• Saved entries

-- Begin --

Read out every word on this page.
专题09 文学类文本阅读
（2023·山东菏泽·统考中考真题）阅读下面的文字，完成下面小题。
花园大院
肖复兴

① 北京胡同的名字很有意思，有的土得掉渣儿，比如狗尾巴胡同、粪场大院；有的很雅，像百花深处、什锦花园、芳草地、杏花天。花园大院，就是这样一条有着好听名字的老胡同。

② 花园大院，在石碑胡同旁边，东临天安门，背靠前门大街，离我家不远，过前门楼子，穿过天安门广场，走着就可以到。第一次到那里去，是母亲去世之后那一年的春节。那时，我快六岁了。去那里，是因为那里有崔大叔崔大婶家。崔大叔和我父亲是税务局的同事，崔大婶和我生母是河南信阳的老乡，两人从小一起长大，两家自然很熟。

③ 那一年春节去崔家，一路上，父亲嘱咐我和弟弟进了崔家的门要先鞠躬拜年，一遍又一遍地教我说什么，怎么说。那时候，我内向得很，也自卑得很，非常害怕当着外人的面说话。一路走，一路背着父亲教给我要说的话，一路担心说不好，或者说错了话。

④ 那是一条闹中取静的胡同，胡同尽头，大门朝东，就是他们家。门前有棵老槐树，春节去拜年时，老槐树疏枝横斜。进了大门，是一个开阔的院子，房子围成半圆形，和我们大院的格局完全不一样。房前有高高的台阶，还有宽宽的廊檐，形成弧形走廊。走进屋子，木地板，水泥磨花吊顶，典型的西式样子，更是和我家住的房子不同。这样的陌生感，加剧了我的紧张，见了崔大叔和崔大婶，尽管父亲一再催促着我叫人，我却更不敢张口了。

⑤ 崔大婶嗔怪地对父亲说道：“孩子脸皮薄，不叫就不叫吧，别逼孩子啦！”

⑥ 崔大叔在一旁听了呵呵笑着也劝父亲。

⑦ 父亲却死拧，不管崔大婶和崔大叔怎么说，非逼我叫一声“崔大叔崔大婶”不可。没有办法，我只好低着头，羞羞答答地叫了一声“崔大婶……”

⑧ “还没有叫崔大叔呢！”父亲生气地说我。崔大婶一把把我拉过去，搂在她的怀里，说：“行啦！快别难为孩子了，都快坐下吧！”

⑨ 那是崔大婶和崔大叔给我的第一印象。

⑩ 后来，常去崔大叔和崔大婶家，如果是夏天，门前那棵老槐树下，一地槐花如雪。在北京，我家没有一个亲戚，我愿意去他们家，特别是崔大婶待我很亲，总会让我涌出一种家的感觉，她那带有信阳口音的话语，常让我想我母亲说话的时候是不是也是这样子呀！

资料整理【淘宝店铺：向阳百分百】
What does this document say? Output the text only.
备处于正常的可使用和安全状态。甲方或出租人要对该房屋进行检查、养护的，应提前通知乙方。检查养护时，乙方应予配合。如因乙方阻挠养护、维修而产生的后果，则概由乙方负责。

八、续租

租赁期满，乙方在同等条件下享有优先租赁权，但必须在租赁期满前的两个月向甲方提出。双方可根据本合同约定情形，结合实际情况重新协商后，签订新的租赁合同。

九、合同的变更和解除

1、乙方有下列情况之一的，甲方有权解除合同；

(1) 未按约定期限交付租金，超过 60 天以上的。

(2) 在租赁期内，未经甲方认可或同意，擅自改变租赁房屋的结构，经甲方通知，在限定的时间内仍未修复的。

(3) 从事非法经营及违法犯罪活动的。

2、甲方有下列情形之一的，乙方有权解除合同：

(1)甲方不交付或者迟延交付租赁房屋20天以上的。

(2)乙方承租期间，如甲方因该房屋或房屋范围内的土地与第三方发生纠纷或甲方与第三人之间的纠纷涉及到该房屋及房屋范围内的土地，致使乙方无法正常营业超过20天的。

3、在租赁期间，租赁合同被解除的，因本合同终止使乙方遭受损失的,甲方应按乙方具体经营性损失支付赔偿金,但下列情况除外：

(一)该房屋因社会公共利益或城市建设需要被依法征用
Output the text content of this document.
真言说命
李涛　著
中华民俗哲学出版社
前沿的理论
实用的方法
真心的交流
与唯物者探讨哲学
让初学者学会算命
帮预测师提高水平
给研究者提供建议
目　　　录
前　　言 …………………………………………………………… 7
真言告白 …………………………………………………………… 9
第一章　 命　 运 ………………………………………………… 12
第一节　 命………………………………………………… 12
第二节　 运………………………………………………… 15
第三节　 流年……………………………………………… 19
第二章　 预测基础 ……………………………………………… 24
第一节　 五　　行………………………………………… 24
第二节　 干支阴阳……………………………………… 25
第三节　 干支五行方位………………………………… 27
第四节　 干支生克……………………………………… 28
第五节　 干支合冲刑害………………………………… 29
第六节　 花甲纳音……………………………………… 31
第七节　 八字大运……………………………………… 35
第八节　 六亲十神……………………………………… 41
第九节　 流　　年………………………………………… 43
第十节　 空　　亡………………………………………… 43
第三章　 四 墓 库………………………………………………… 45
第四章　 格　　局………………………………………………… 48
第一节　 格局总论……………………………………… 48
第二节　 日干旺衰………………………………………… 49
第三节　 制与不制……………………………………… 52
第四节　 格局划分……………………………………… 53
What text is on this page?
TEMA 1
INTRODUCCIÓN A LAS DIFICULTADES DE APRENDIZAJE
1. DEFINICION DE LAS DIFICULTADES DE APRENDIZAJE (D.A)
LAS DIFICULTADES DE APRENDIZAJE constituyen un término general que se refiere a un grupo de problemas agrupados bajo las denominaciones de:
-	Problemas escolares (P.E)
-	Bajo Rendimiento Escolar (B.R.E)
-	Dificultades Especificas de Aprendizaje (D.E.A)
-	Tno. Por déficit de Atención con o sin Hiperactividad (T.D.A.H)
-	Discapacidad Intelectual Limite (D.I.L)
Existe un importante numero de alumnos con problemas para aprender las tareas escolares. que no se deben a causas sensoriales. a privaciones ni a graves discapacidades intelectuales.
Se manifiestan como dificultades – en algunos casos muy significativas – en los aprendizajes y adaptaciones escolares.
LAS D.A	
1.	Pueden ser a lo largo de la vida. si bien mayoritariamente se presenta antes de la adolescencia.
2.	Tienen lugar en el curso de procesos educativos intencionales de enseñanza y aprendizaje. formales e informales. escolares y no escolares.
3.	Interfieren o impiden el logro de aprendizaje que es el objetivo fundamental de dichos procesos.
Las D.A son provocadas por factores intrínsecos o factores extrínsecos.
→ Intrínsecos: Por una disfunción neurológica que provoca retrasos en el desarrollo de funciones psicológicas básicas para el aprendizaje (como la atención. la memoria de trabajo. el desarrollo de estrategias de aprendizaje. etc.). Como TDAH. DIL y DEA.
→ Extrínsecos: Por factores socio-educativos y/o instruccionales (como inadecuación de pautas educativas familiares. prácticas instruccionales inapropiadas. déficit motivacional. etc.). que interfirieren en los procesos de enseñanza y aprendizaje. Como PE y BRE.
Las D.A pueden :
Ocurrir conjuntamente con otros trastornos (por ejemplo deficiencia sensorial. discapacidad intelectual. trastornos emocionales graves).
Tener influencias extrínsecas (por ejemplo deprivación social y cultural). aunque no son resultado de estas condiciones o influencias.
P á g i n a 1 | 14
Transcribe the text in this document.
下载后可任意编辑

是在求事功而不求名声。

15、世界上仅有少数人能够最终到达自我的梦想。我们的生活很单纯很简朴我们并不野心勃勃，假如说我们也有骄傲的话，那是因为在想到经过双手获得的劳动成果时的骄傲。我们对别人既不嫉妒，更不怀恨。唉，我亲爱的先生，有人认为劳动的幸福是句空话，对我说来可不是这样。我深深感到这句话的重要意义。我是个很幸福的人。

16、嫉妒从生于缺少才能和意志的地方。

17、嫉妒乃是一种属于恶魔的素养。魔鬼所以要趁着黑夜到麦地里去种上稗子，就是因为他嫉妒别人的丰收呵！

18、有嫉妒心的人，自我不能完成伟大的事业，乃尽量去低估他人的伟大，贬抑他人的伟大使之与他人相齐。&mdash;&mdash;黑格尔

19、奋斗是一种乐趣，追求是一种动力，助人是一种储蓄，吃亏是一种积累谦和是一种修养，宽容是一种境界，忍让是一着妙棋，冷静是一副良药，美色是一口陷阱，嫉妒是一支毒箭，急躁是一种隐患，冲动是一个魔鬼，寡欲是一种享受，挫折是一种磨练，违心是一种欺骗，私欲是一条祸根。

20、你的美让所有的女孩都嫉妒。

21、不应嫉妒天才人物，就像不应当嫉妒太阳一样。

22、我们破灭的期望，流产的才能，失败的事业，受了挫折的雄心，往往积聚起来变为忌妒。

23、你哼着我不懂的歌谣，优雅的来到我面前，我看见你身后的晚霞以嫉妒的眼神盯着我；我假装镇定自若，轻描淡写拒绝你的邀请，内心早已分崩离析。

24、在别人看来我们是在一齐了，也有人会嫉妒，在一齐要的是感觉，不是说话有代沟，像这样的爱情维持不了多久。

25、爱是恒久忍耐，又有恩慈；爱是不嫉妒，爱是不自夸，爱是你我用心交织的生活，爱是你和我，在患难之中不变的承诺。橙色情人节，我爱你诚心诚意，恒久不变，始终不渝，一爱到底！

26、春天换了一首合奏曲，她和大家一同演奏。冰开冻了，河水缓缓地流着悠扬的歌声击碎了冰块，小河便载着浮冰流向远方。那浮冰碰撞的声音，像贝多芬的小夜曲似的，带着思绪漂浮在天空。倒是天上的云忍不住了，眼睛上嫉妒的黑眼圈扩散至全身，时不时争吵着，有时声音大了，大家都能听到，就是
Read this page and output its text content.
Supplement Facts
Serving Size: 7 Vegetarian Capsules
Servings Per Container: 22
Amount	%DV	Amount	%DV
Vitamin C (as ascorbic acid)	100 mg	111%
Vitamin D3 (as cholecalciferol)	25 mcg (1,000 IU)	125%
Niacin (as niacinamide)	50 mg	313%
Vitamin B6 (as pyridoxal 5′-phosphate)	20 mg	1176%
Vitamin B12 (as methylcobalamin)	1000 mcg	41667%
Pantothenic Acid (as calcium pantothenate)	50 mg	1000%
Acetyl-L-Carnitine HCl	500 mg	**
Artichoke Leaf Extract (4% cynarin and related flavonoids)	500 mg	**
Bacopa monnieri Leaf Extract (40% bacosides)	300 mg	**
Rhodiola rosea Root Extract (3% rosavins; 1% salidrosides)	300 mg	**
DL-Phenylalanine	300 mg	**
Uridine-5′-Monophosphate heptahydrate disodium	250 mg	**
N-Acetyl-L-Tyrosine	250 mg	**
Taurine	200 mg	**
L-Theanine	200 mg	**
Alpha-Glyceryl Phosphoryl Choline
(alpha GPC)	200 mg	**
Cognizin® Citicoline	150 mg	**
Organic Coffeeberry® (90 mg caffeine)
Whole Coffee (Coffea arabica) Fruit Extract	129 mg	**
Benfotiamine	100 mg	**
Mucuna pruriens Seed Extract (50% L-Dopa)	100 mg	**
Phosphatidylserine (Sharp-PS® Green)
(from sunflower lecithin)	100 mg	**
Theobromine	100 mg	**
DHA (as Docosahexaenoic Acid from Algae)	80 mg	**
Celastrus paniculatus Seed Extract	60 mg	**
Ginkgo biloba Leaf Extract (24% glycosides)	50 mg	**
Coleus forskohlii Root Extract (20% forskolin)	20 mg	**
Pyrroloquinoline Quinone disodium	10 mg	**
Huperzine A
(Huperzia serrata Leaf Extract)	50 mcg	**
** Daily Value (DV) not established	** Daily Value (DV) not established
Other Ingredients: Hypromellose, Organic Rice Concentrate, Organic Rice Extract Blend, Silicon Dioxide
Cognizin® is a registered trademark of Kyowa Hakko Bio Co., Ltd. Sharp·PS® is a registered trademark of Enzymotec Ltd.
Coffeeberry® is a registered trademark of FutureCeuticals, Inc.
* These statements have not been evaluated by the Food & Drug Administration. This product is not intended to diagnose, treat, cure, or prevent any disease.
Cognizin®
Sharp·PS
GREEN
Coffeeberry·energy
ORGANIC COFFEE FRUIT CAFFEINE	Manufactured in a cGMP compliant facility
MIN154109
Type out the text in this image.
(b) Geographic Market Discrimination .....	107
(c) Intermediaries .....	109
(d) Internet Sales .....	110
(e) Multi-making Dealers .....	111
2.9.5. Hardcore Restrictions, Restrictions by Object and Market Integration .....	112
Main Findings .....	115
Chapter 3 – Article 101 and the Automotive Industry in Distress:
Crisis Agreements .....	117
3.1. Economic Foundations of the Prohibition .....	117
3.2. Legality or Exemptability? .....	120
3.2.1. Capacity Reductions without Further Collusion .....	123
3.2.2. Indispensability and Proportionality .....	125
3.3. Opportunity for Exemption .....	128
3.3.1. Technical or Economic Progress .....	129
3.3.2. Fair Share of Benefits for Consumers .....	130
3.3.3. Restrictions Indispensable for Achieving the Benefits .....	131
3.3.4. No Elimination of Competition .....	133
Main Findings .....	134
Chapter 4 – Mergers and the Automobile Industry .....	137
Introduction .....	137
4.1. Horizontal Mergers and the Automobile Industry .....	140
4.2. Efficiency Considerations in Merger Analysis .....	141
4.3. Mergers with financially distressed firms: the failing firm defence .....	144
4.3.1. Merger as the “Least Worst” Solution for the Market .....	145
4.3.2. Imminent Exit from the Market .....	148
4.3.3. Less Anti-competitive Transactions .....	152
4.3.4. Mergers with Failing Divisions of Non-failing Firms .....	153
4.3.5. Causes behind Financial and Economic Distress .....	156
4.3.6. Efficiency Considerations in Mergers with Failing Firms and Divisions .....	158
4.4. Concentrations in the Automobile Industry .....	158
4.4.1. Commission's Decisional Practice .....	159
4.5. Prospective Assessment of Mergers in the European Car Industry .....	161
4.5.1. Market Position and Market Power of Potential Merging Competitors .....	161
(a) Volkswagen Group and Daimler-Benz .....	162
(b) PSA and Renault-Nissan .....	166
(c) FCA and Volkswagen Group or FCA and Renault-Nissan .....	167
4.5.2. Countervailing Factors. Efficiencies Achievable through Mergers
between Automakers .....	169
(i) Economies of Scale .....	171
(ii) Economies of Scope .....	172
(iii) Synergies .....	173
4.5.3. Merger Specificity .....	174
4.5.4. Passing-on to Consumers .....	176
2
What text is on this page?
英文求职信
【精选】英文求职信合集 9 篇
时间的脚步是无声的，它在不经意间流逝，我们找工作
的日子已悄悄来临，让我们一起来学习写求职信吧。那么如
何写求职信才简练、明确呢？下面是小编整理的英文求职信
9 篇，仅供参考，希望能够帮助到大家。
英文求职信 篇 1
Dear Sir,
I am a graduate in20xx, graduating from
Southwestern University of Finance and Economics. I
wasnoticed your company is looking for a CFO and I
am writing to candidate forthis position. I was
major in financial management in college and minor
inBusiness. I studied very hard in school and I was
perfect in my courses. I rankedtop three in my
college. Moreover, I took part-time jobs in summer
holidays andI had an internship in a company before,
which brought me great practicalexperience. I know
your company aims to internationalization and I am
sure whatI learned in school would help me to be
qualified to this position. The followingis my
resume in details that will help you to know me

-- End --

• Requirement
From the listing, copy each line containing the word "college".

• Answer below
major in financial management in college and minor
college. Moreover, I took part-time jobs in summer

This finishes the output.